### [WHAT TO WORK ON]
1. In the newspaper article about Ed Johnson's exoneration, which judge set aside his conviction?
2. Write the next part of the newspaper article about Ed Johnson's exoneration, starting after its final sentence.

Item
Bibliographic Resource
Lynching Victim Is Cleared of Rape, 100 Years Later
- Title of the Document
- Lynching Victim Is Cleared of Rape, 100 Years Later
- One Line Summary
- New York Times article discusses the 2000 exonaration of a young African American man in the early 1900s, who was lynched after being falsely and unfairly accused and convicted by an all white jury of raping a Caucasian woman in Chattanooga.
- Author
- Emily Yellin
- Date Created
- 27 February 2000
- Location
- Chattanooga, Tennessee
- Type of Document
- Newspaper Article
- Publisher
- The New York Times
- Transcription
-
"In 1906, the lynching of a young black man named Ed Johnson was a public spectacle in the heart of this Smoky Mountain city. Just before he was hanged, he said to the crowd of white men, women and children who were watching: ''God bless you all. I am innocent.''
On Friday, almost 100 years later, in a downtown courtroom here packed with a somber crowd of black and white men, women and children, and with television news cameras recording every moment, Mr. Johnson was vindicated.
Judge Douglas A. Meyers set aside Mr. Johnson's conviction of raping a white woman, saying: ''Something I don't believe the white community really understands is that, especially at that time, the object was to bring in a black body, not necessarily the person who had committed the crime. And I think that's what happened in this case. There was a rush to find somebody to convict and blame for this.''
Mr. Johnson's conviction was highly suspect. The all-white jury in the trial never heard the victim definitively identify her attacker. In addition, a member of the jury physically threatened Mr. Johnson and was not admonished by the judge.

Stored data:

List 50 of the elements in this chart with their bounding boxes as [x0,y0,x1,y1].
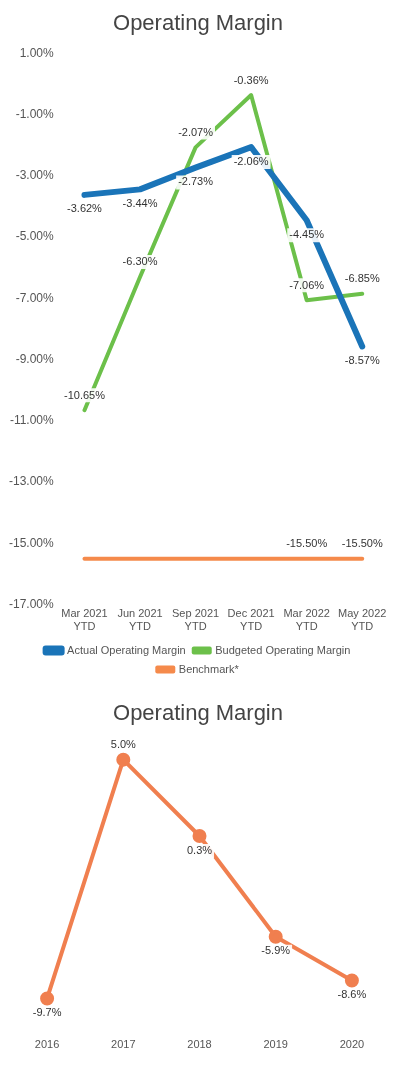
x-tick-label: 2018 [187,1038,212,1051]
data-label: -15.50% [286,537,328,550]
y-tick-label: -17.00% [8,596,55,611]
data-label: 5.0% [110,738,137,751]
legend-label: Benchmark* [178,662,240,675]
data-label: -4.45% [289,227,325,240]
data-label: -5.9% [261,944,291,957]
x-tick-label: Dec 2021 YTD [227,607,275,633]
x-tick-label: 2016 [34,1038,60,1051]
y-tick-label: -9.00% [15,351,55,366]
y-tick-label: -13.00% [8,474,55,489]
data-label: -9.7% [32,1005,62,1018]
data-label: -10.65% [63,388,106,401]
y-tick-label: 1.00% [19,45,55,60]
chart-title: Operating Margin [113,10,283,36]
legend-label: Actual Operating Margin [67,643,186,656]
x-tick-label: Mar 2021 YTD [61,607,108,633]
data-label: 0.3% [186,843,213,856]
y-tick-label: -11.00% [9,413,55,428]
legend-label: Budgeted Operating Margin [215,643,351,656]
chart-title: Operating Margin [113,700,283,726]
data-label: -8.57% [344,353,380,366]
x-tick-label: 2017 [111,1038,136,1051]
point [116,752,131,767]
y-tick-label: -7.00% [15,290,55,305]
data-label: -15.50% [341,537,383,550]
point [40,991,55,1006]
x-tick-label: Jun 2021 YTD [117,607,163,633]
data-label: -2.73% [178,175,214,188]
x-tick-label: Sep 2021 YTD [172,607,220,633]
data-label: -3.44% [122,196,158,209]
data-label: -2.06% [233,154,269,167]
y-tick-label: -3.00% [15,168,55,183]
y-tick-label: -1.00% [15,106,55,121]
x-tick-label: Mar 2022 YTD [283,607,330,633]
data-label: -0.36% [233,73,269,86]
y-tick-label: -5.00% [15,229,55,244]
data-label: -7.06% [289,278,325,291]
data-label: -8.6% [337,988,367,1001]
y-tick-label: -15.00% [8,535,55,550]
data-label: -2.07% [178,125,214,138]
point [268,929,283,944]
x-tick-label: 2019 [263,1038,288,1051]
data-label: -6.85% [344,272,380,285]
data-label: -6.30% [122,255,158,268]
x-tick-label: 2020 [339,1038,365,1051]
data-label: -3.62% [67,202,103,215]
point [344,973,359,988]
point [192,828,207,843]
x-tick-label: May 2022 YTD [338,607,387,633]
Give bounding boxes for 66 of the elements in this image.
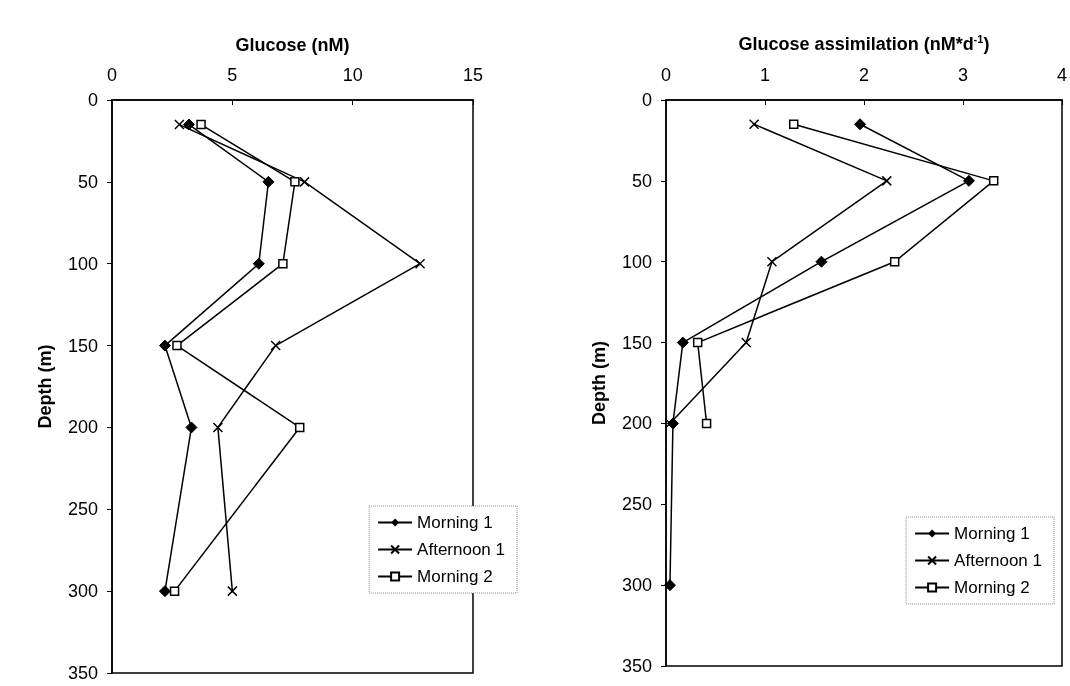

### [WRITTEN ANSWERS]
1. Judge Douglas A. Meyers set aside Ed Johnson's conviction.

2.
After the guilty verdict, Mr. Johnson was sentenced to death. But the United States Supreme Court agreed at the time to hear an appeal of the case on the grounds that Mr. Johnson's right to a fair trial had been violated. The court issued a stay of his execution. That ruling, seen as unwanted federal interference, did not sit well with whites in Chattanooga.
So on the night after the Supreme Court stay of execution, a mob of white men broke into the jail, took Mr. Johnson from his cell, paraded him through the streets and dragged him to a downtown bridge that spanned the Tennessee River. With a hangman's noose dangling from a metal girder above the Walnut Street Bridge, they hoisted Mr. Johnson up by his neck.
As he was swinging in the air, a few men began to riddle Mr. Johnson's body with rounds and rounds of bullets. A stray bullet severed the rope, and Mr. Johnson's body fell onto the bridge. Then, one of the men put the barrel of his gun to Mr. Johnson's head and fired five times.
The Supreme Court responded to the town's defiance of its authority by holding a criminal trial of the Chattanooga sheriff at the time, Joseph F. Shipp, along with a number of other local law-enforcement officers and members of the group who had participated in the lynching.
It was the first and only time the Supreme Court has held a criminal trial. The court found the sheriff and some of the other defendants guilty of contempt of court for violating the court order that Mr. Johnson was to be kept safe, and thereby aiding and abetting his lynching." - Provenance
- Yellin, Emily. 2000. “Lynching Victim Is Cleared of Rape, 100 Years Later.” The New York Times, February 27, 2000. https://www.nytimes.com/2000/02/27/us/lynching-victim-is-cleared-of-rape-100-years-later.html?unlocked_article_code=1.KU4.9iD0.IG6BGdVoG5hP&smid=url-share.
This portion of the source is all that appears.